■ Problem to work on ■
Write out every record below exactly as it appears.

■ Extracted information ■
— Start —

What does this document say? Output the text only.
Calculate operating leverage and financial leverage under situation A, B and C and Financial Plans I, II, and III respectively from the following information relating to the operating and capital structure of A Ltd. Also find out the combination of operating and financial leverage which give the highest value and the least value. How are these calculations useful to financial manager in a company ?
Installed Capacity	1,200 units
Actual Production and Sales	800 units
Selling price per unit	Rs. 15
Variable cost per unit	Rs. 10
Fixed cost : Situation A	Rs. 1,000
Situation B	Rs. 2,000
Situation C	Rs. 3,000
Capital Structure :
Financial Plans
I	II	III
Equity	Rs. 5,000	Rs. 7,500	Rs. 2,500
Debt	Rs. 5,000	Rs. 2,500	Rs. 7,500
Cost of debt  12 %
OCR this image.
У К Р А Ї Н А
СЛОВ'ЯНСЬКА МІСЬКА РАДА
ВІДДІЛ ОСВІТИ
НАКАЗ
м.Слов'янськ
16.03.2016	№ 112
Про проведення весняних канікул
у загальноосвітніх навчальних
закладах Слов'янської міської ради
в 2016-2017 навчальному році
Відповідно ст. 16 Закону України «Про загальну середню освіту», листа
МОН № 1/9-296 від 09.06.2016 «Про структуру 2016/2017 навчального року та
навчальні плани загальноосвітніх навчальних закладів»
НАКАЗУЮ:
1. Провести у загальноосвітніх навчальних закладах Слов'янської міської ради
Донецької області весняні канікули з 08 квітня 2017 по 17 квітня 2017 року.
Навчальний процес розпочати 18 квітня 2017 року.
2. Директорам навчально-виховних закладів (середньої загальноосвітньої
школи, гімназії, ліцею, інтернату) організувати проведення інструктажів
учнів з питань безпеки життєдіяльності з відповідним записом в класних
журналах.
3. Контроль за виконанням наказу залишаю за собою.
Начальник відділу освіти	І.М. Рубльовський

— End —

■ Response below ■
What does this document say? Output the text only.
Calculate operating leverage and financial leverage under situation A, B and C and Financial Plans I, II, and III respectively from the following information relating to the operating and capital structure of A Ltd. Also find out the combination of operating and financial leverage which give the highest value and the least value. How are these calculations useful to financial manager in a company ?
Installed Capacity	1,200 units
Actual Production and Sales	800 units
Selling price per unit	Rs. 15
Variable cost per unit	Rs. 10
Fixed cost : Situation A	Rs. 1,000
Situation B	Rs. 2,000
Situation C	Rs. 3,000
Capital Structure :
Financial Plans
I	II	III
Equity	Rs. 5,000	Rs. 7,500	Rs. 2,500
Debt	Rs. 5,000	Rs. 2,500	Rs. 7,500
Cost of debt  12 %
OCR this image.
У К Р А Ї Н А
СЛОВ'ЯНСЬКА МІСЬКА РАДА
ВІДДІЛ ОСВІТИ
НАКАЗ
м.Слов'янськ
16.03.2016	№ 112
Про проведення весняних канікул
у загальноосвітніх навчальних
закладах Слов'янської міської ради
в 2016-2017 навчальному році
Відповідно ст. 16 Закону України «Про загальну середню освіту», листа
МОН № 1/9-296 від 09.06.2016 «Про структуру 2016/2017 навчального року та
навчальні плани загальноосвітніх навчальних закладів»
НАКАЗУЮ:
1. Провести у загальноосвітніх навчальних закладах Слов'янської міської ради
Донецької області весняні канікули з 08 квітня 2017 по 17 квітня 2017 року.
Навчальний процес розпочати 18 квітня 2017 року.
2. Директорам навчально-виховних закладів (середньої загальноосвітньої
школи, гімназії, ліцею, інтернату) організувати проведення інструктажів
учнів з питань безпеки життєдіяльності з відповідним записом в класних
журналах.
3. Контроль за виконанням наказу залишаю за собою.
Начальник відділу освіти	І.М. Рубльовський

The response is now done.